*Stated problem*: Copy out the lines below word for word, starting with the line containing "Extract all elements" and ending with the line containing "ct-pore xyxy=(1627,1166,1630,1169)", with both of those lines included.

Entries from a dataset
##########
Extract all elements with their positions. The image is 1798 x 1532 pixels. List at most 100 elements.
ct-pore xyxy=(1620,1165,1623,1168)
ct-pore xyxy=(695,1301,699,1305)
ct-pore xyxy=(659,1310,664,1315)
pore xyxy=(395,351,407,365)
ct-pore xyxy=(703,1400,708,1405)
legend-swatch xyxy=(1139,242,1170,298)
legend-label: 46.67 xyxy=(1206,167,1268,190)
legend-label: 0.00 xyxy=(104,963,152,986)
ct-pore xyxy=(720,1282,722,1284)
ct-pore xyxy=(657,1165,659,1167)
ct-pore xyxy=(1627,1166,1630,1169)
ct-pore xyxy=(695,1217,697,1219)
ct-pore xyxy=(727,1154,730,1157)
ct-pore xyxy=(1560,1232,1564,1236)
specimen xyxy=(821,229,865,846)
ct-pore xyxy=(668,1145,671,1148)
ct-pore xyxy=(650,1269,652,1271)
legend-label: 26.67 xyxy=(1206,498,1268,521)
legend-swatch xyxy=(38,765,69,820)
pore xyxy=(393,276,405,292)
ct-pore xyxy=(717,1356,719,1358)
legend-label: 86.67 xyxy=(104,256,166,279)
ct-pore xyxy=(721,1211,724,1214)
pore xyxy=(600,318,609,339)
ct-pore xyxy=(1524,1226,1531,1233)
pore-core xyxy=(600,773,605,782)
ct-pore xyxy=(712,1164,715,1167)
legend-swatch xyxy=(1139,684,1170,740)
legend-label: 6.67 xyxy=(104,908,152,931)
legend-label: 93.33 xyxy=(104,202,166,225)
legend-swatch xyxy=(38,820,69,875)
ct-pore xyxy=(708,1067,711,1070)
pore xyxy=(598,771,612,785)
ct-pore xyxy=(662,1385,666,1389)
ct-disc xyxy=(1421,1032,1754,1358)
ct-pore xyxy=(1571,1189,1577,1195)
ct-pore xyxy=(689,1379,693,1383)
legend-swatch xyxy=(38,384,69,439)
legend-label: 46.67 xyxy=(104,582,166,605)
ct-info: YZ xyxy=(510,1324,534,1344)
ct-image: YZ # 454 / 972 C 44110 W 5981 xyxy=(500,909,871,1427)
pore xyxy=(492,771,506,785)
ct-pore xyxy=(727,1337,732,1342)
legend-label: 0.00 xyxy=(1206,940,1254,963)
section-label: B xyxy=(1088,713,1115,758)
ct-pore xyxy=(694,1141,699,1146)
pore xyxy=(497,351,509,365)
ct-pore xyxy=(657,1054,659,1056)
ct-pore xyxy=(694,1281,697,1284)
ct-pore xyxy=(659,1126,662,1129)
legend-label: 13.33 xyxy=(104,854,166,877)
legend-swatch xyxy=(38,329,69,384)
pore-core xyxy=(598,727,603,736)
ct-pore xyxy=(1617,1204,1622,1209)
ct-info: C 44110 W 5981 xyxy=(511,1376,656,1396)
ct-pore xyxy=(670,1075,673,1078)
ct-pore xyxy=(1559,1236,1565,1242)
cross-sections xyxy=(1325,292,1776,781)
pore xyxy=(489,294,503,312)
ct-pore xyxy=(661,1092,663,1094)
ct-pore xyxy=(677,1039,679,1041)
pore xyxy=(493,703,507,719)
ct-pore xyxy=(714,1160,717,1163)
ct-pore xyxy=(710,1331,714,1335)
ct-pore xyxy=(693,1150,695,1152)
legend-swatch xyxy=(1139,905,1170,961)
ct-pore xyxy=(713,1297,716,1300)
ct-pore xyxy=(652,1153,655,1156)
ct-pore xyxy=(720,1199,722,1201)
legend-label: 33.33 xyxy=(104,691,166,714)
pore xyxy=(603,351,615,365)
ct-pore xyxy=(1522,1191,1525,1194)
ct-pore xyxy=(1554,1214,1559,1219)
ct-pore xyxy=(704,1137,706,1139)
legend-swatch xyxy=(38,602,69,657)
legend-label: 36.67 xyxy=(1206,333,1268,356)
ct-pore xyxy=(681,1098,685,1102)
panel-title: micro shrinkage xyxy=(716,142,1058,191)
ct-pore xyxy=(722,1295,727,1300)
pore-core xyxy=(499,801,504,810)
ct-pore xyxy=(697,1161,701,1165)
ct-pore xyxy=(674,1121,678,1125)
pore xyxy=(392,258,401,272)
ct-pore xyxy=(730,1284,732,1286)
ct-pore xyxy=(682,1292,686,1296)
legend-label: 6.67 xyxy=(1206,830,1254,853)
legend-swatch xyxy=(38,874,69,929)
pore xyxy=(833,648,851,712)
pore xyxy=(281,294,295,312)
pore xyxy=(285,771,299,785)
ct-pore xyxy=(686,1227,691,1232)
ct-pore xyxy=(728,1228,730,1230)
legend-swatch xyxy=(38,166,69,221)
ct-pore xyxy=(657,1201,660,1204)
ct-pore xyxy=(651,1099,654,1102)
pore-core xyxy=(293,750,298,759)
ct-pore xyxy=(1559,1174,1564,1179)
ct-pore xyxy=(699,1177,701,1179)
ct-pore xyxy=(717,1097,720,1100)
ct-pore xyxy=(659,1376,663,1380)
##########
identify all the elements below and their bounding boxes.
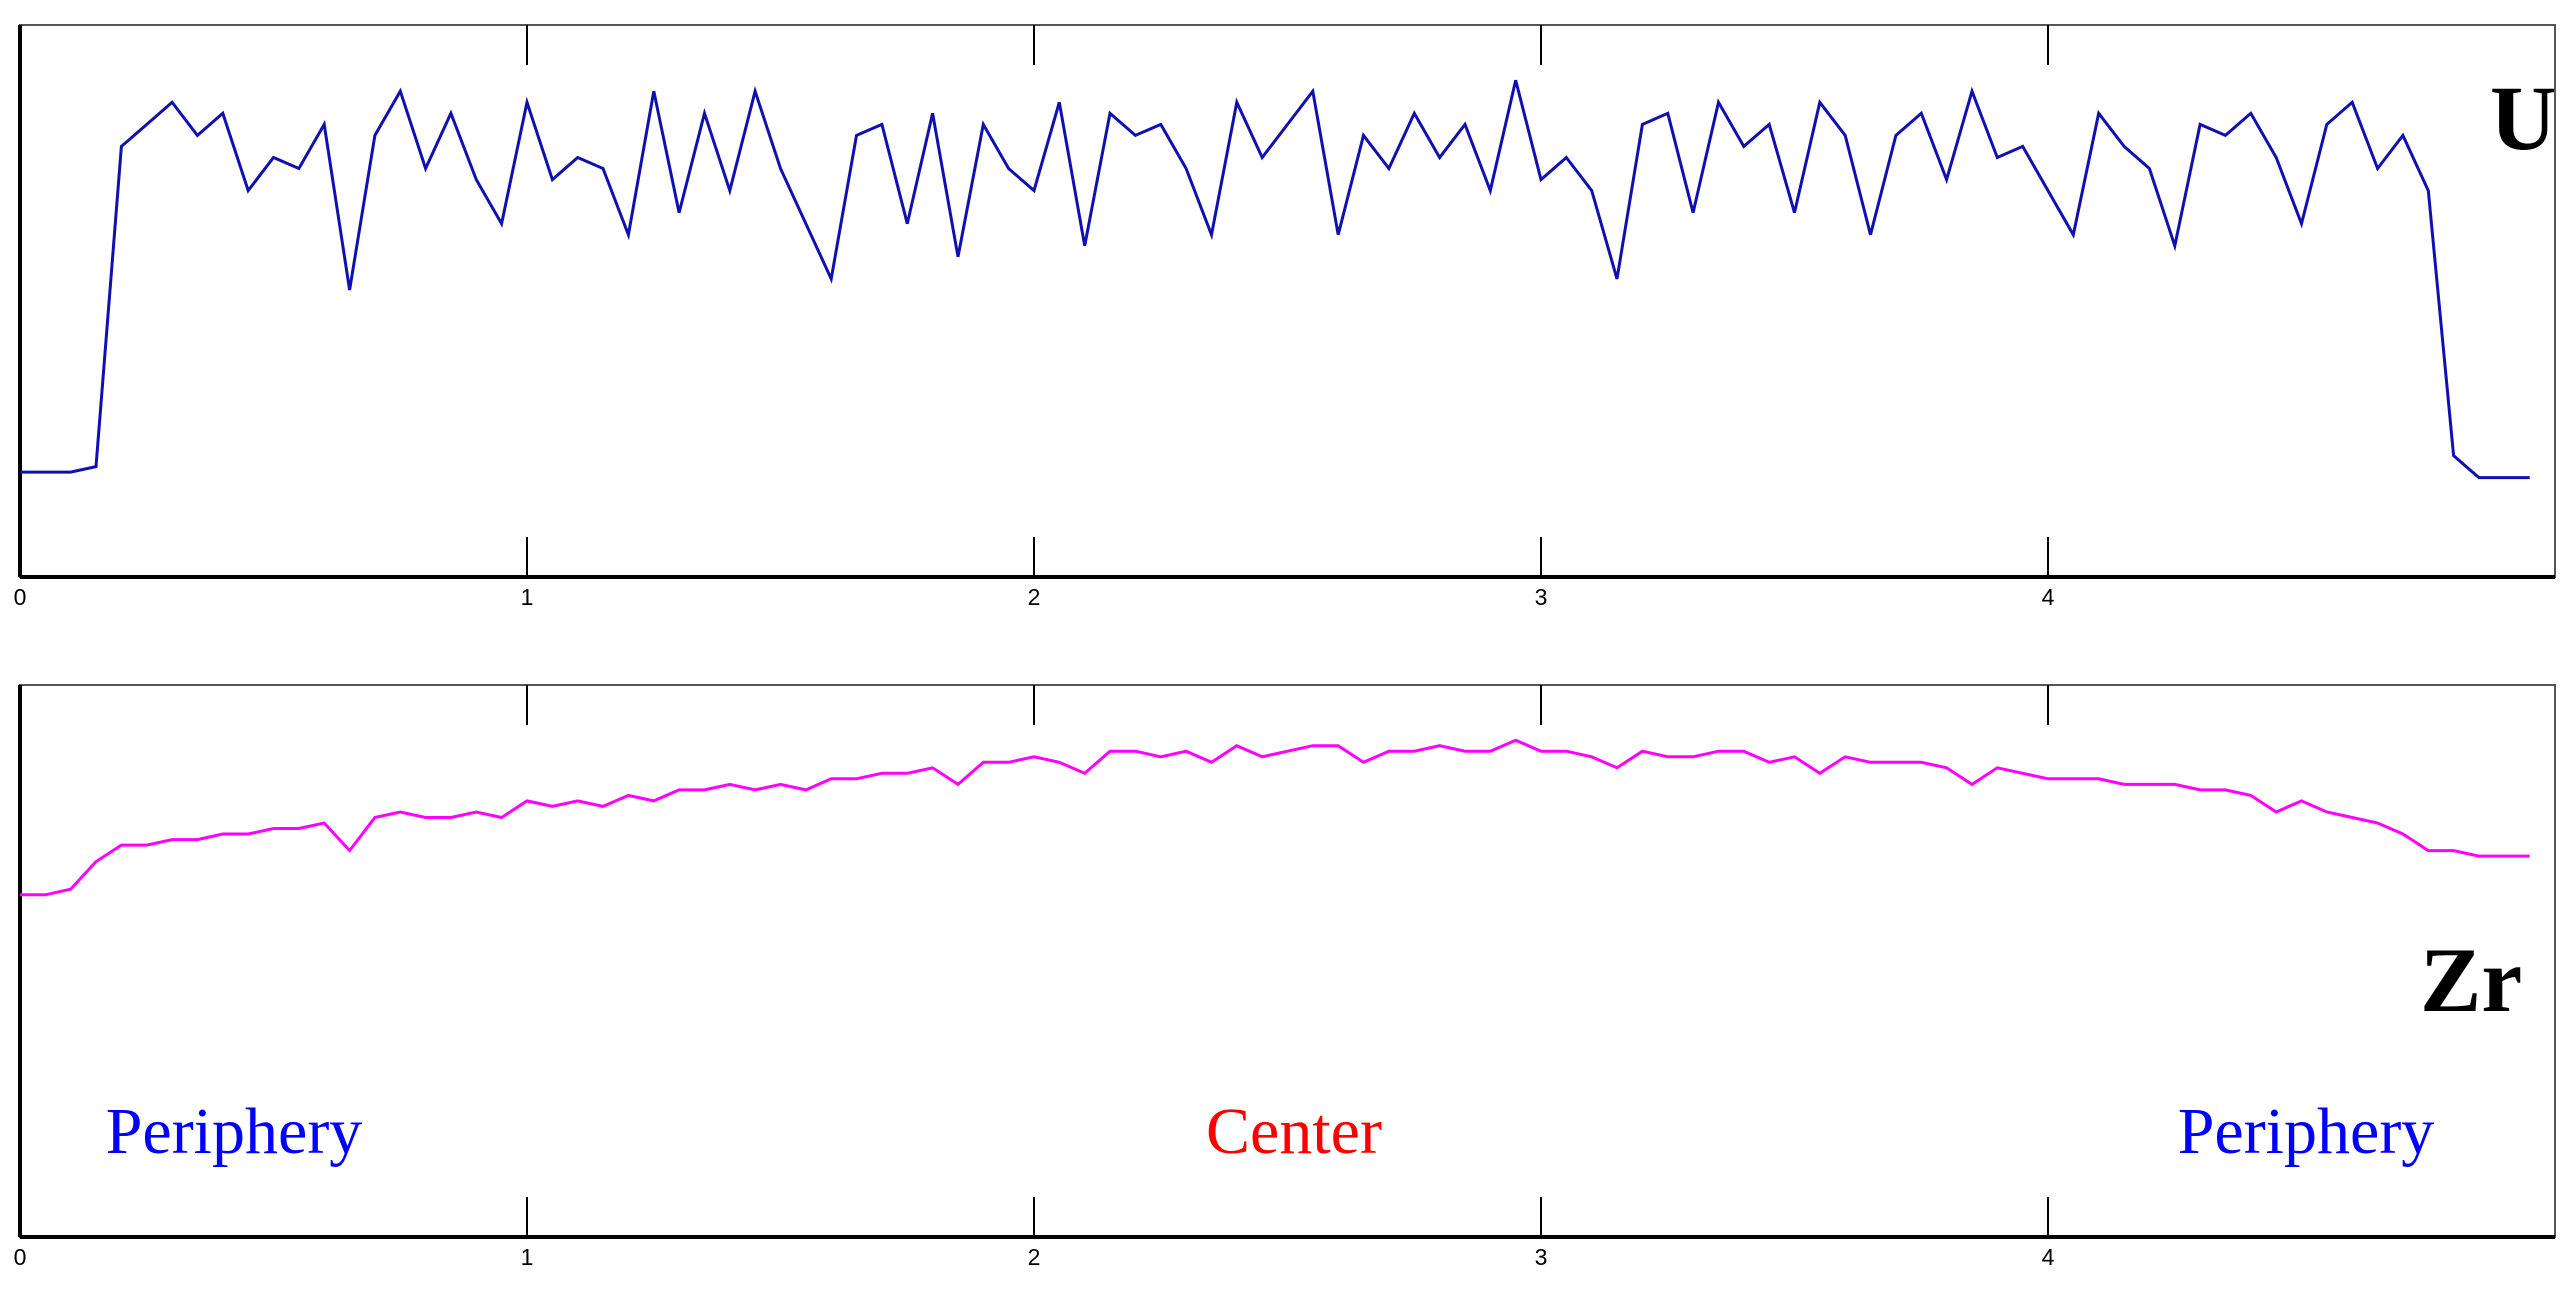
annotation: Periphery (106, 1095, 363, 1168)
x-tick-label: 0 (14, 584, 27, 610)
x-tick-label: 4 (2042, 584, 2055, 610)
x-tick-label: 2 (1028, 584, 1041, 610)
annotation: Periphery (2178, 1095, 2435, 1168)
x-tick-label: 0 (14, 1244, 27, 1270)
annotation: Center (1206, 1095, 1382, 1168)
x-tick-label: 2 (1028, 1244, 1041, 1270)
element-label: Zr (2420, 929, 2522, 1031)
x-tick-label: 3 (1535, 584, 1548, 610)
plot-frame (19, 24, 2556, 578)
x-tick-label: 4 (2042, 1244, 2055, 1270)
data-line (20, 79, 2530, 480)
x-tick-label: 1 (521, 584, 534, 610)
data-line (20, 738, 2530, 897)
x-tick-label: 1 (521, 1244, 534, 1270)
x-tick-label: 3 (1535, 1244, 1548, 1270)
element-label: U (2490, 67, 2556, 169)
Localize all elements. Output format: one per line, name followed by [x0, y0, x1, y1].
##########
*Answer below*:
Extract all elements with their positions. The image is 1798 x 1532 pixels. List at most 100 elements.
ct-pore xyxy=(1620,1165,1623,1168)
ct-pore xyxy=(695,1301,699,1305)
ct-pore xyxy=(659,1310,664,1315)
pore xyxy=(395,351,407,365)
ct-pore xyxy=(703,1400,708,1405)
legend-swatch xyxy=(1139,242,1170,298)
legend-label: 46.67 xyxy=(1206,167,1268,190)
legend-label: 0.00 xyxy=(104,963,152,986)
ct-pore xyxy=(720,1282,722,1284)
ct-pore xyxy=(657,1165,659,1167)
ct-pore xyxy=(1627,1166,1630,1169)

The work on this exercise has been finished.